Retype exactly and only the lines from the one that contains "Give me the" through the final line of the data; pictures are left out.
-- BEGIN DATASET RECORDS --
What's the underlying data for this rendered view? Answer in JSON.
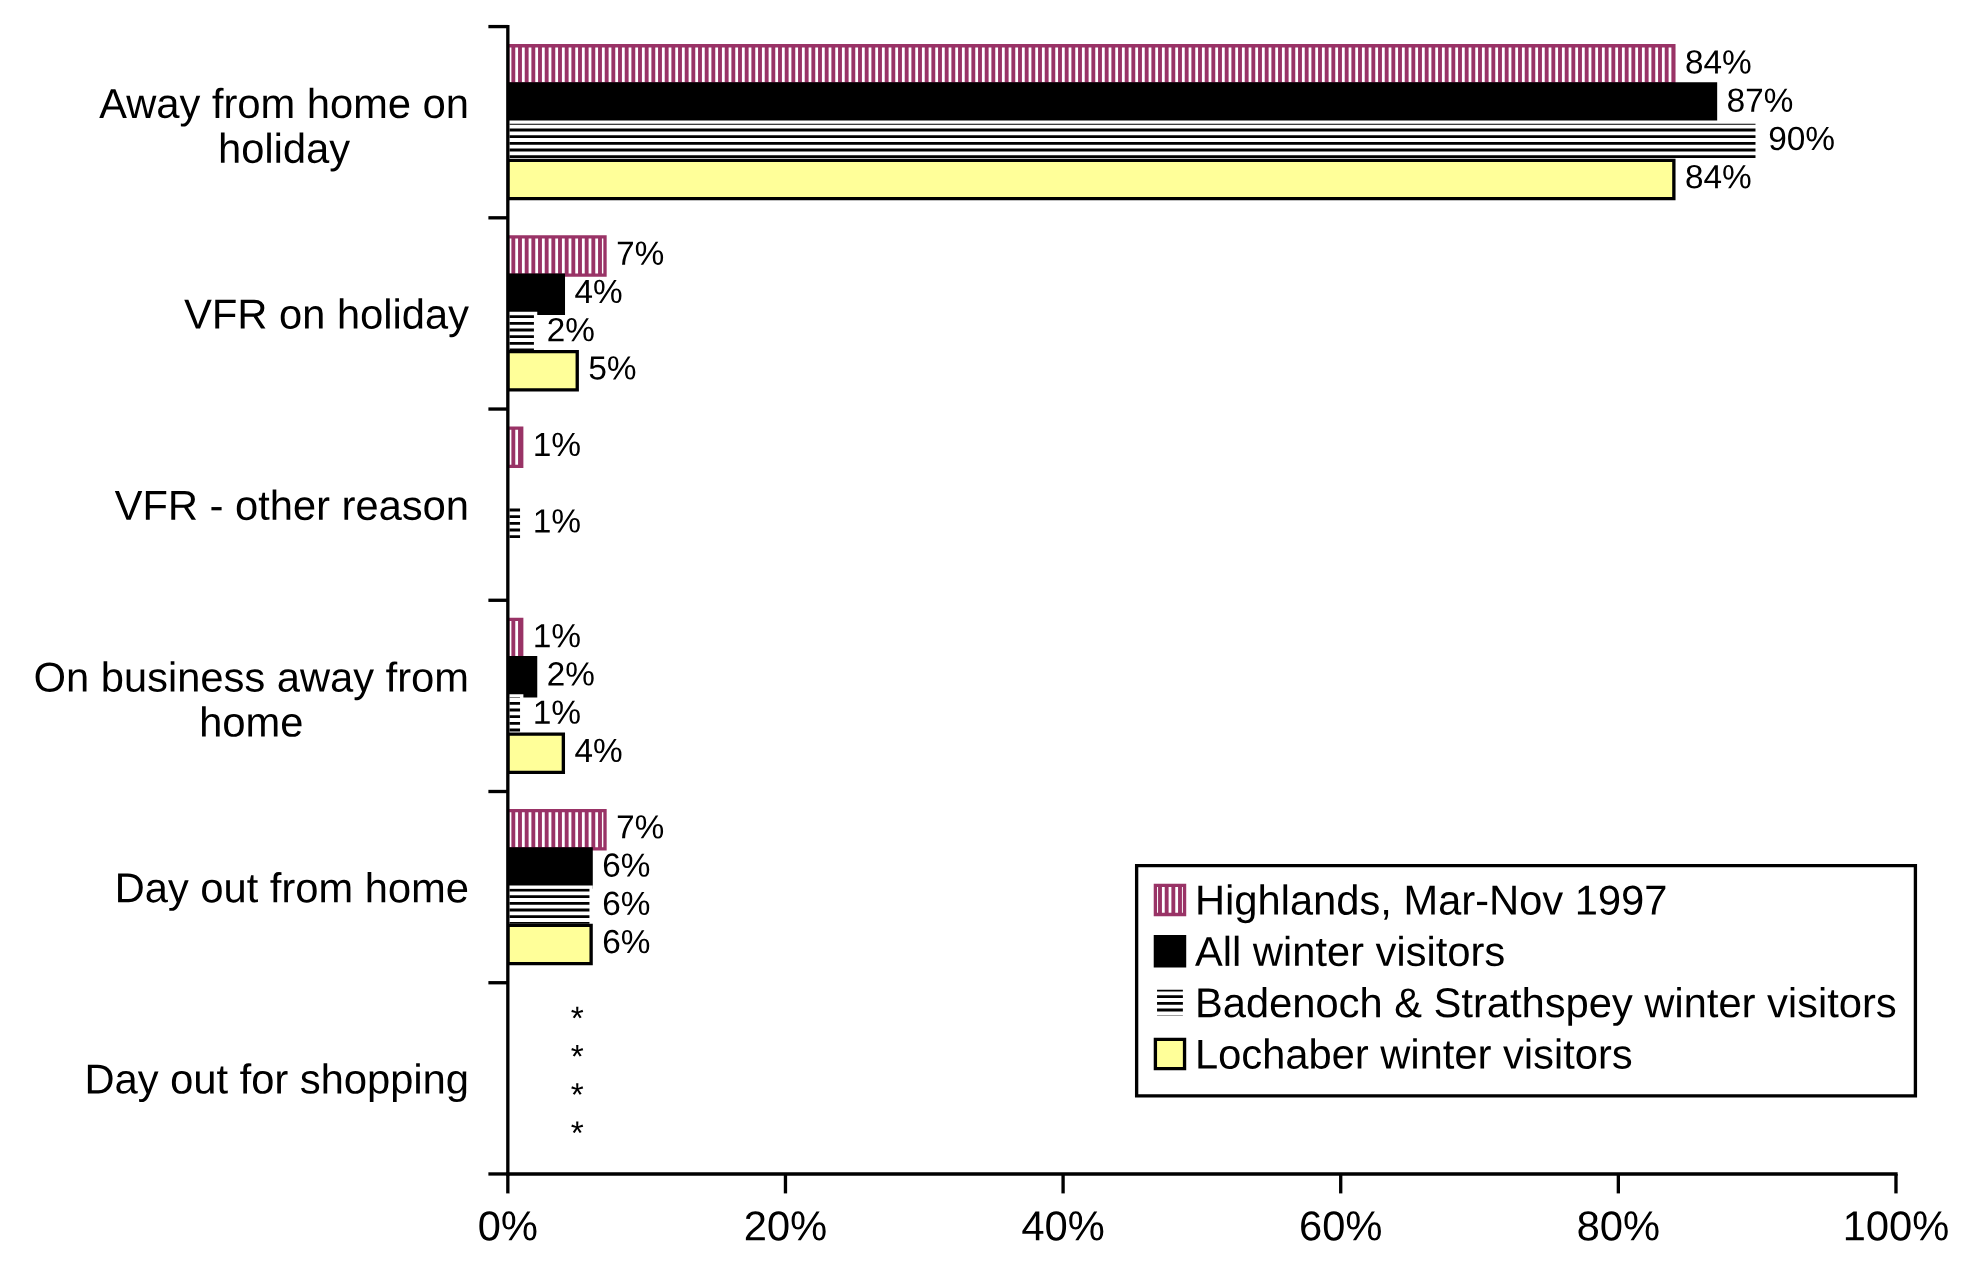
{
  "chart_data": {
    "type": "bar",
    "orientation": "horizontal",
    "categories": [
      "Away from home on\nholiday",
      "VFR on holiday",
      "VFR - other reason",
      "On business away from\nhome",
      "Day out from home",
      "Day out for shopping"
    ],
    "series": [
      {
        "name": "Highlands, Mar-Nov 1997",
        "color": "#993366",
        "values": [
          84,
          7,
          1,
          1,
          7,
          null
        ],
        "value_labels": [
          "84%",
          "7%",
          "1%",
          "1%",
          "7%",
          null
        ]
      },
      {
        "name": "All winter visitors",
        "color": "#000000",
        "values": [
          87,
          4,
          null,
          2,
          6,
          null
        ],
        "value_labels": [
          "87%",
          "4%",
          null,
          "2%",
          "6%",
          null
        ]
      },
      {
        "name": "Badenoch & Strathspey winter visitors",
        "color": "#ffffff",
        "values": [
          90,
          2,
          1,
          1,
          6,
          null
        ],
        "value_labels": [
          "90%",
          "2%",
          "1%",
          "1%",
          "6%",
          null
        ]
      },
      {
        "name": "Lochaber winter visitors",
        "color": "#ffff99",
        "values": [
          84,
          5,
          null,
          4,
          6,
          null
        ],
        "value_labels": [
          "84%",
          "5%",
          null,
          "4%",
          "6%",
          null
        ]
      }
    ],
    "annotations": [
      "*",
      "*",
      "*",
      "*"
    ],
    "xlim": [
      0,
      100
    ],
    "xticks": [
      {
        "value": 0,
        "label": "0%"
      },
      {
        "value": 20,
        "label": "20%"
      },
      {
        "value": 40,
        "label": "40%"
      },
      {
        "value": 60,
        "label": "60%"
      },
      {
        "value": 80,
        "label": "80%"
      },
      {
        "value": 100,
        "label": "100%"
      }
    ],
    "legend": "bottom right",
    "grid": false
  }
}
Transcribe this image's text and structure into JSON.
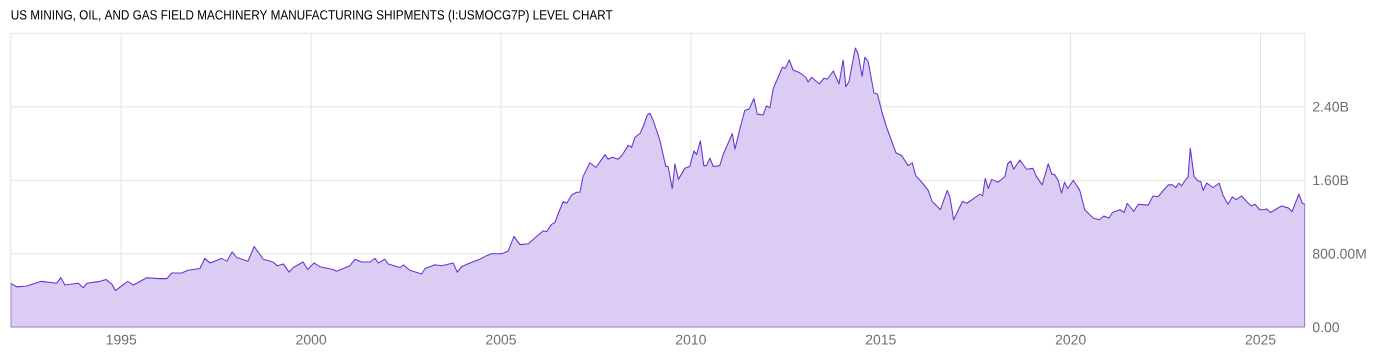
{
  "chart_data": {
    "type": "area",
    "title": "US MINING, OIL, AND GAS FIELD MACHINERY MANUFACTURING SHIPMENTS (I:USMOCG7P) LEVEL CHART",
    "xlim": [
      1992.09,
      2026.17
    ],
    "xticks": [
      1995,
      2000,
      2005,
      2010,
      2015,
      2020,
      2025
    ],
    "ylim": [
      0,
      3200000000
    ],
    "yticks": [
      {
        "value": 0,
        "label": "0.00"
      },
      {
        "value": 800000000,
        "label": "800.00M"
      },
      {
        "value": 1600000000,
        "label": "1.60B"
      },
      {
        "value": 2400000000,
        "label": "2.40B"
      }
    ],
    "grid": true,
    "series": [
      {
        "color": "#6a35cf",
        "x": [
          1992.09,
          1992.25,
          1992.51,
          1992.9,
          1993.3,
          1993.41,
          1993.52,
          1993.87,
          1994.0,
          1994.1,
          1994.44,
          1994.6,
          1994.75,
          1994.85,
          1995.17,
          1995.32,
          1995.67,
          1996.02,
          1996.2,
          1996.33,
          1996.59,
          1996.76,
          1997.07,
          1997.2,
          1997.34,
          1997.64,
          1997.78,
          1997.92,
          1998.04,
          1998.34,
          1998.5,
          1998.74,
          1999.0,
          1999.11,
          1999.27,
          1999.42,
          1999.53,
          1999.79,
          1999.91,
          2000.08,
          2000.23,
          2000.58,
          2000.67,
          2001.02,
          2001.15,
          2001.33,
          2001.55,
          2001.68,
          2001.77,
          2001.94,
          2002.03,
          2002.34,
          2002.43,
          2002.6,
          2002.91,
          2003.0,
          2003.26,
          2003.44,
          2003.74,
          2003.85,
          2003.96,
          2004.18,
          2004.44,
          2004.62,
          2004.75,
          2005.02,
          2005.19,
          2005.34,
          2005.5,
          2005.72,
          2005.94,
          2006.11,
          2006.2,
          2006.33,
          2006.42,
          2006.53,
          2006.64,
          2006.73,
          2006.86,
          2006.99,
          2007.08,
          2007.16,
          2007.34,
          2007.5,
          2007.74,
          2007.82,
          2007.93,
          2008.09,
          2008.2,
          2008.35,
          2008.44,
          2008.53,
          2008.66,
          2008.74,
          2008.85,
          2008.92,
          2009.01,
          2009.18,
          2009.34,
          2009.4,
          2009.51,
          2009.58,
          2009.67,
          2009.84,
          2009.97,
          2010.08,
          2010.15,
          2010.25,
          2010.34,
          2010.41,
          2010.5,
          2010.59,
          2010.76,
          2010.85,
          2011.03,
          2011.09,
          2011.16,
          2011.29,
          2011.42,
          2011.54,
          2011.66,
          2011.75,
          2011.9,
          2011.99,
          2012.08,
          2012.17,
          2012.41,
          2012.49,
          2012.59,
          2012.69,
          2012.87,
          2013.03,
          2013.09,
          2013.18,
          2013.38,
          2013.5,
          2013.59,
          2013.75,
          2013.9,
          2014.01,
          2014.08,
          2014.16,
          2014.33,
          2014.4,
          2014.51,
          2014.58,
          2014.67,
          2014.82,
          2014.91,
          2015.02,
          2015.15,
          2015.4,
          2015.55,
          2015.72,
          2015.83,
          2015.92,
          2016.1,
          2016.25,
          2016.35,
          2016.57,
          2016.75,
          2016.82,
          2016.92,
          2017.08,
          2017.15,
          2017.27,
          2017.61,
          2017.68,
          2017.75,
          2017.83,
          2017.92,
          2018.09,
          2018.27,
          2018.34,
          2018.42,
          2018.5,
          2018.66,
          2018.84,
          2019.01,
          2019.1,
          2019.25,
          2019.41,
          2019.5,
          2019.58,
          2019.67,
          2019.76,
          2019.84,
          2019.92,
          2020.07,
          2020.24,
          2020.37,
          2020.59,
          2020.75,
          2020.87,
          2021.01,
          2021.1,
          2021.3,
          2021.41,
          2021.49,
          2021.66,
          2021.78,
          2022.04,
          2022.17,
          2022.3,
          2022.44,
          2022.57,
          2022.68,
          2022.77,
          2022.85,
          2022.92,
          2023.05,
          2023.09,
          2023.15,
          2023.25,
          2023.36,
          2023.42,
          2023.49,
          2023.58,
          2023.75,
          2023.91,
          2024.01,
          2024.14,
          2024.26,
          2024.36,
          2024.5,
          2024.63,
          2024.76,
          2024.85,
          2024.98,
          2025.11,
          2025.16,
          2025.26,
          2025.55,
          2025.73,
          2025.83,
          2026.01,
          2026.1,
          2026.17
        ],
        "values": [
          480000000,
          440000000,
          450000000,
          500000000,
          480000000,
          540000000,
          460000000,
          480000000,
          430000000,
          480000000,
          500000000,
          520000000,
          470000000,
          400000000,
          500000000,
          460000000,
          540000000,
          530000000,
          530000000,
          590000000,
          590000000,
          620000000,
          640000000,
          750000000,
          700000000,
          750000000,
          720000000,
          820000000,
          760000000,
          720000000,
          880000000,
          740000000,
          710000000,
          670000000,
          690000000,
          600000000,
          650000000,
          710000000,
          630000000,
          700000000,
          660000000,
          630000000,
          610000000,
          670000000,
          740000000,
          710000000,
          710000000,
          750000000,
          700000000,
          740000000,
          690000000,
          650000000,
          680000000,
          620000000,
          580000000,
          640000000,
          680000000,
          670000000,
          700000000,
          600000000,
          660000000,
          700000000,
          740000000,
          780000000,
          800000000,
          800000000,
          830000000,
          990000000,
          900000000,
          910000000,
          990000000,
          1050000000,
          1040000000,
          1120000000,
          1140000000,
          1260000000,
          1370000000,
          1350000000,
          1440000000,
          1470000000,
          1470000000,
          1640000000,
          1790000000,
          1740000000,
          1880000000,
          1830000000,
          1850000000,
          1830000000,
          1880000000,
          1980000000,
          1960000000,
          2070000000,
          2110000000,
          2180000000,
          2310000000,
          2330000000,
          2250000000,
          2040000000,
          1750000000,
          1750000000,
          1510000000,
          1780000000,
          1610000000,
          1730000000,
          1750000000,
          1920000000,
          1880000000,
          2030000000,
          1760000000,
          1760000000,
          1840000000,
          1750000000,
          1760000000,
          1880000000,
          2050000000,
          2110000000,
          1940000000,
          2160000000,
          2360000000,
          2380000000,
          2490000000,
          2320000000,
          2310000000,
          2410000000,
          2390000000,
          2600000000,
          2830000000,
          2820000000,
          2910000000,
          2800000000,
          2770000000,
          2720000000,
          2670000000,
          2720000000,
          2650000000,
          2710000000,
          2700000000,
          2790000000,
          2650000000,
          2910000000,
          2620000000,
          2670000000,
          3040000000,
          2980000000,
          2730000000,
          2940000000,
          2890000000,
          2550000000,
          2540000000,
          2360000000,
          2180000000,
          1900000000,
          1870000000,
          1760000000,
          1790000000,
          1650000000,
          1570000000,
          1490000000,
          1370000000,
          1280000000,
          1490000000,
          1420000000,
          1170000000,
          1310000000,
          1370000000,
          1350000000,
          1450000000,
          1430000000,
          1620000000,
          1510000000,
          1610000000,
          1580000000,
          1640000000,
          1780000000,
          1810000000,
          1720000000,
          1820000000,
          1720000000,
          1730000000,
          1640000000,
          1550000000,
          1780000000,
          1670000000,
          1660000000,
          1600000000,
          1460000000,
          1580000000,
          1510000000,
          1600000000,
          1490000000,
          1280000000,
          1190000000,
          1170000000,
          1210000000,
          1190000000,
          1250000000,
          1280000000,
          1250000000,
          1350000000,
          1260000000,
          1340000000,
          1330000000,
          1430000000,
          1420000000,
          1490000000,
          1550000000,
          1550000000,
          1520000000,
          1570000000,
          1540000000,
          1620000000,
          1630000000,
          1950000000,
          1640000000,
          1590000000,
          1590000000,
          1490000000,
          1570000000,
          1520000000,
          1570000000,
          1440000000,
          1340000000,
          1420000000,
          1390000000,
          1430000000,
          1370000000,
          1320000000,
          1340000000,
          1280000000,
          1280000000,
          1290000000,
          1250000000,
          1320000000,
          1300000000,
          1260000000,
          1450000000,
          1350000000,
          1340000000
        ]
      }
    ]
  }
}
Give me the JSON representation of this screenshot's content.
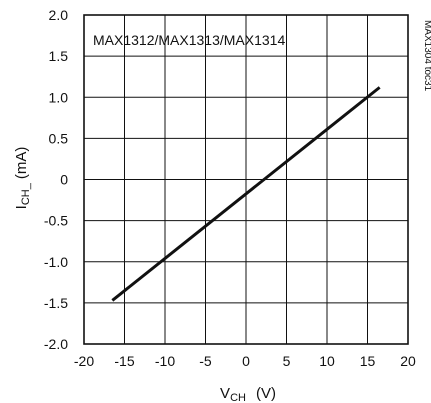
{
  "chart_data": {
    "type": "line",
    "title": "MAX1312/MAX1313/MAX1314",
    "side_note": "MAX1304 toc31",
    "xlabel_main": "V",
    "xlabel_sub": "CH",
    "xlabel_unit": "(V)",
    "ylabel_main": "I",
    "ylabel_sub": "CH_",
    "ylabel_unit": "(mA)",
    "xlim": [
      -20,
      20
    ],
    "ylim": [
      -2.0,
      2.0
    ],
    "x_ticks": [
      -20,
      -15,
      -10,
      -5,
      0,
      5,
      10,
      15,
      20
    ],
    "x_tick_labels": [
      "-20",
      "-15",
      "-10",
      "-5",
      "0",
      "5",
      "10",
      "15",
      "20"
    ],
    "y_ticks": [
      -2.0,
      -1.5,
      -1.0,
      -0.5,
      0,
      0.5,
      1.0,
      1.5,
      2.0
    ],
    "y_tick_labels": [
      "-2.0",
      "-1.5",
      "-1.0",
      "-0.5",
      "0",
      "0.5",
      "1.0",
      "1.5",
      "2.0"
    ],
    "grid": true,
    "series": [
      {
        "color": "#111111",
        "x": [
          -16.5,
          16.5
        ],
        "y": [
          -1.47,
          1.12
        ]
      }
    ]
  }
}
-- END DATASET RECORDS --
### THE RESPONSE
Give me the JSON representation of this screenshot's content.
{
  "chart_data": {
    "type": "line",
    "title": "MAX1312/MAX1313/MAX1314",
    "side_note": "MAX1304 toc31",
    "xlabel_main": "V",
    "xlabel_sub": "CH",
    "xlabel_unit": "(V)",
    "ylabel_main": "I",
    "ylabel_sub": "CH_",
    "ylabel_unit": "(mA)",
    "xlim": [
      -20,
      20
    ],
    "ylim": [
      -2.0,
      2.0
    ],
    "x_ticks": [
      -20,
      -15,
      -10,
      -5,
      0,
      5,
      10,
      15,
      20
    ],
    "x_tick_labels": [
      "-20",
      "-15",
      "-10",
      "-5",
      "0",
      "5",
      "10",
      "15",
      "20"
    ],
    "y_ticks": [
      -2.0,
      -1.5,
      -1.0,
      -0.5,
      0,
      0.5,
      1.0,
      1.5,
      2.0
    ],
    "y_tick_labels": [
      "-2.0",
      "-1.5",
      "-1.0",
      "-0.5",
      "0",
      "0.5",
      "1.0",
      "1.5",
      "2.0"
    ],
    "grid": true,
    "series": [
      {
        "color": "#111111",
        "x": [
          -16.5,
          16.5
        ],
        "y": [
          -1.47,
          1.12
        ]
      }
    ]
  }
}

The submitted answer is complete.